**THE DATA:**

————

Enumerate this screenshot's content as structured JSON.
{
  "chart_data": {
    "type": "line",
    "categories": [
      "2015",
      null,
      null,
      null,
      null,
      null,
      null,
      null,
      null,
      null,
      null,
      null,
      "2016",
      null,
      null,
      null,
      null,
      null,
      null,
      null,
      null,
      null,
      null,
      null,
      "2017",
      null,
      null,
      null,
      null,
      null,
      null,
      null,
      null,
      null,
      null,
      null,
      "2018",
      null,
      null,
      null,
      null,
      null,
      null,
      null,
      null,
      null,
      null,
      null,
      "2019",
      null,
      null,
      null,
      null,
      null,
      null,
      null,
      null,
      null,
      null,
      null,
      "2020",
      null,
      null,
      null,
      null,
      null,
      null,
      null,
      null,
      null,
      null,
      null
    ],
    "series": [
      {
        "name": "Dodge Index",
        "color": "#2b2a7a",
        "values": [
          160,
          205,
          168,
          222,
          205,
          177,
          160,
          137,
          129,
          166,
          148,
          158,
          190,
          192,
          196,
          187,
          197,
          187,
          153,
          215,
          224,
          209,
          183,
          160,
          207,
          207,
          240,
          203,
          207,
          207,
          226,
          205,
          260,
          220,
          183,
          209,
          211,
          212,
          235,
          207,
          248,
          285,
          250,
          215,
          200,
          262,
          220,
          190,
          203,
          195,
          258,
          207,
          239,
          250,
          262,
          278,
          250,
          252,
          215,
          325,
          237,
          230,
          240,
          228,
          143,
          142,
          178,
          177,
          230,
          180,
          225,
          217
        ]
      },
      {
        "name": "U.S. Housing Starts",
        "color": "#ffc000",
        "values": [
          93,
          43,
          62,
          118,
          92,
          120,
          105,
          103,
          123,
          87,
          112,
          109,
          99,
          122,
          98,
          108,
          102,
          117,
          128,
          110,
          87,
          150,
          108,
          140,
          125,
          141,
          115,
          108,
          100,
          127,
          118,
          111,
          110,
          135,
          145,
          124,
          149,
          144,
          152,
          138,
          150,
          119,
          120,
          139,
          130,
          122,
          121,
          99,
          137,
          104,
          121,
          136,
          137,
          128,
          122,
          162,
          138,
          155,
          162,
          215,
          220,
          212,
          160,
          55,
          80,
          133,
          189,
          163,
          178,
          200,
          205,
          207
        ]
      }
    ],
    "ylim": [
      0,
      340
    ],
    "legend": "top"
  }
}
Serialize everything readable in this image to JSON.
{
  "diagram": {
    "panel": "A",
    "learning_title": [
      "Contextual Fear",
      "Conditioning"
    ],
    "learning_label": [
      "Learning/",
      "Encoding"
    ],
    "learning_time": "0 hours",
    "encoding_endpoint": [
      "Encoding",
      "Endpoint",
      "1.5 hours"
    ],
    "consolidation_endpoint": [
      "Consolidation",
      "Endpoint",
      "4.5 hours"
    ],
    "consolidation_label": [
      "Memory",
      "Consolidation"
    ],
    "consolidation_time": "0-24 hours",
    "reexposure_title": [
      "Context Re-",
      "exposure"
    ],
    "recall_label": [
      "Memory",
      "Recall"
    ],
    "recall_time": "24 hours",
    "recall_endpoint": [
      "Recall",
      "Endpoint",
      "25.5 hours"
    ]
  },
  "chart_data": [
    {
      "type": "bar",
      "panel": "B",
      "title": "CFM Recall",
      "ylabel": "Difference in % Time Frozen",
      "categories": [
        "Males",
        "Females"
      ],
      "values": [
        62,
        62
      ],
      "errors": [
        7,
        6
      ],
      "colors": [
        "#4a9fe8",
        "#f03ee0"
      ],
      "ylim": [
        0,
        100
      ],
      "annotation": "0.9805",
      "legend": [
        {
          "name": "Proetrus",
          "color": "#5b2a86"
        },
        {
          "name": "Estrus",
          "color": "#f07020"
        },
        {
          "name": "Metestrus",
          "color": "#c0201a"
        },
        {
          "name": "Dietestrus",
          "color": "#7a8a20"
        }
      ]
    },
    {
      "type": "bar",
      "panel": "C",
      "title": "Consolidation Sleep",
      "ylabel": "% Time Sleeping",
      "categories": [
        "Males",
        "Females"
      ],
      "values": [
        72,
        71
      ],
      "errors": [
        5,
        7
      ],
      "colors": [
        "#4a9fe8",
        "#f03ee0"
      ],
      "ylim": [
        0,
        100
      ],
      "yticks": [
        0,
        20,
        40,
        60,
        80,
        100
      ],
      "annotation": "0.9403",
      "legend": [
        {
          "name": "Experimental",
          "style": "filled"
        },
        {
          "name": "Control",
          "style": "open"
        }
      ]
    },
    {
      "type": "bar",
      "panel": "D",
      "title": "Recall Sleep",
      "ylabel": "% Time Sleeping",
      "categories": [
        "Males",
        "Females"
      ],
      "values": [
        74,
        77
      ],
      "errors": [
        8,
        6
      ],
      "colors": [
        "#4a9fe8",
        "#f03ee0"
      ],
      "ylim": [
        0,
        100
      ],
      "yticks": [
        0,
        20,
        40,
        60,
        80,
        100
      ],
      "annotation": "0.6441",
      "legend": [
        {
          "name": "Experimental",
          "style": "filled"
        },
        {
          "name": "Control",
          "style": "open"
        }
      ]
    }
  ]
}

————

**PROBLEM TO WORK ON:** Return the material in full, exactly as shown.

**EXERCISE ANSWER:**
Enumerate this screenshot's content as structured JSON.
{
  "chart_data": {
    "type": "line",
    "categories": [
      "2015",
      null,
      null,
      null,
      null,
      null,
      null,
      null,
      null,
      null,
      null,
      null,
      "2016",
      null,
      null,
      null,
      null,
      null,
      null,
      null,
      null,
      null,
      null,
      null,
      "2017",
      null,
      null,
      null,
      null,
      null,
      null,
      null,
      null,
      null,
      null,
      null,
      "2018",
      null,
      null,
      null,
      null,
      null,
      null,
      null,
      null,
      null,
      null,
      null,
      "2019",
      null,
      null,
      null,
      null,
      null,
      null,
      null,
      null,
      null,
      null,
      null,
      "2020",
      null,
      null,
      null,
      null,
      null,
      null,
      null,
      null,
      null,
      null,
      null
    ],
    "series": [
      {
        "name": "Dodge Index",
        "color": "#2b2a7a",
        "values": [
          160,
          205,
          168,
          222,
          205,
          177,
          160,
          137,
          129,
          166,
          148,
          158,
          190,
          192,
          196,
          187,
          197,
          187,
          153,
          215,
          224,
          209,
          183,
          160,
          207,
          207,
          240,
          203,
          207,
          207,
          226,
          205,
          260,
          220,
          183,
          209,
          211,
          212,
          235,
          207,
          248,
          285,
          250,
          215,
          200,
          262,
          220,
          190,
          203,
          195,
          258,
          207,
          239,
          250,
          262,
          278,
          250,
          252,
          215,
          325,
          237,
          230,
          240,
          228,
          143,
          142,
          178,
          177,
          230,
          180,
          225,
          217
        ]
      },
      {
        "name": "U.S. Housing Starts",
        "color": "#ffc000",
        "values": [
          93,
          43,
          62,
          118,
          92,
          120,
          105,
          103,
          123,
          87,
          112,
          109,
          99,
          122,
          98,
          108,
          102,
          117,
          128,
          110,
          87,
          150,
          108,
          140,
          125,
          141,
          115,
          108,
          100,
          127,
          118,
          111,
          110,
          135,
          145,
          124,
          149,
          144,
          152,
          138,
          150,
          119,
          120,
          139,
          130,
          122,
          121,
          99,
          137,
          104,
          121,
          136,
          137,
          128,
          122,
          162,
          138,
          155,
          162,
          215,
          220,
          212,
          160,
          55,
          80,
          133,
          189,
          163,
          178,
          200,
          205,
          207
        ]
      }
    ],
    "ylim": [
      0,
      340
    ],
    "legend": "top"
  }
}
Serialize everything readable in this image to JSON.
{
  "diagram": {
    "panel": "A",
    "learning_title": [
      "Contextual Fear",
      "Conditioning"
    ],
    "learning_label": [
      "Learning/",
      "Encoding"
    ],
    "learning_time": "0 hours",
    "encoding_endpoint": [
      "Encoding",
      "Endpoint",
      "1.5 hours"
    ],
    "consolidation_endpoint": [
      "Consolidation",
      "Endpoint",
      "4.5 hours"
    ],
    "consolidation_label": [
      "Memory",
      "Consolidation"
    ],
    "consolidation_time": "0-24 hours",
    "reexposure_title": [
      "Context Re-",
      "exposure"
    ],
    "recall_label": [
      "Memory",
      "Recall"
    ],
    "recall_time": "24 hours",
    "recall_endpoint": [
      "Recall",
      "Endpoint",
      "25.5 hours"
    ]
  },
  "chart_data": [
    {
      "type": "bar",
      "panel": "B",
      "title": "CFM Recall",
      "ylabel": "Difference in % Time Frozen",
      "categories": [
        "Males",
        "Females"
      ],
      "values": [
        62,
        62
      ],
      "errors": [
        7,
        6
      ],
      "colors": [
        "#4a9fe8",
        "#f03ee0"
      ],
      "ylim": [
        0,
        100
      ],
      "annotation": "0.9805",
      "legend": [
        {
          "name": "Proetrus",
          "color": "#5b2a86"
        },
        {
          "name": "Estrus",
          "color": "#f07020"
        },
        {
          "name": "Metestrus",
          "color": "#c0201a"
        },
        {
          "name": "Dietestrus",
          "color": "#7a8a20"
        }
      ]
    },
    {
      "type": "bar",
      "panel": "C",
      "title": "Consolidation Sleep",
      "ylabel": "% Time Sleeping",
      "categories": [
        "Males",
        "Females"
      ],
      "values": [
        72,
        71
      ],
      "errors": [
        5,
        7
      ],
      "colors": [
        "#4a9fe8",
        "#f03ee0"
      ],
      "ylim": [
        0,
        100
      ],
      "yticks": [
        0,
        20,
        40,
        60,
        80,
        100
      ],
      "annotation": "0.9403",
      "legend": [
        {
          "name": "Experimental",
          "style": "filled"
        },
        {
          "name": "Control",
          "style": "open"
        }
      ]
    },
    {
      "type": "bar",
      "panel": "D",
      "title": "Recall Sleep",
      "ylabel": "% Time Sleeping",
      "categories": [
        "Males",
        "Females"
      ],
      "values": [
        74,
        77
      ],
      "errors": [
        8,
        6
      ],
      "colors": [
        "#4a9fe8",
        "#f03ee0"
      ],
      "ylim": [
        0,
        100
      ],
      "yticks": [
        0,
        20,
        40,
        60,
        80,
        100
      ],
      "annotation": "0.6441",
      "legend": [
        {
          "name": "Experimental",
          "style": "filled"
        },
        {
          "name": "Control",
          "style": "open"
        }
      ]
    }
  ]
}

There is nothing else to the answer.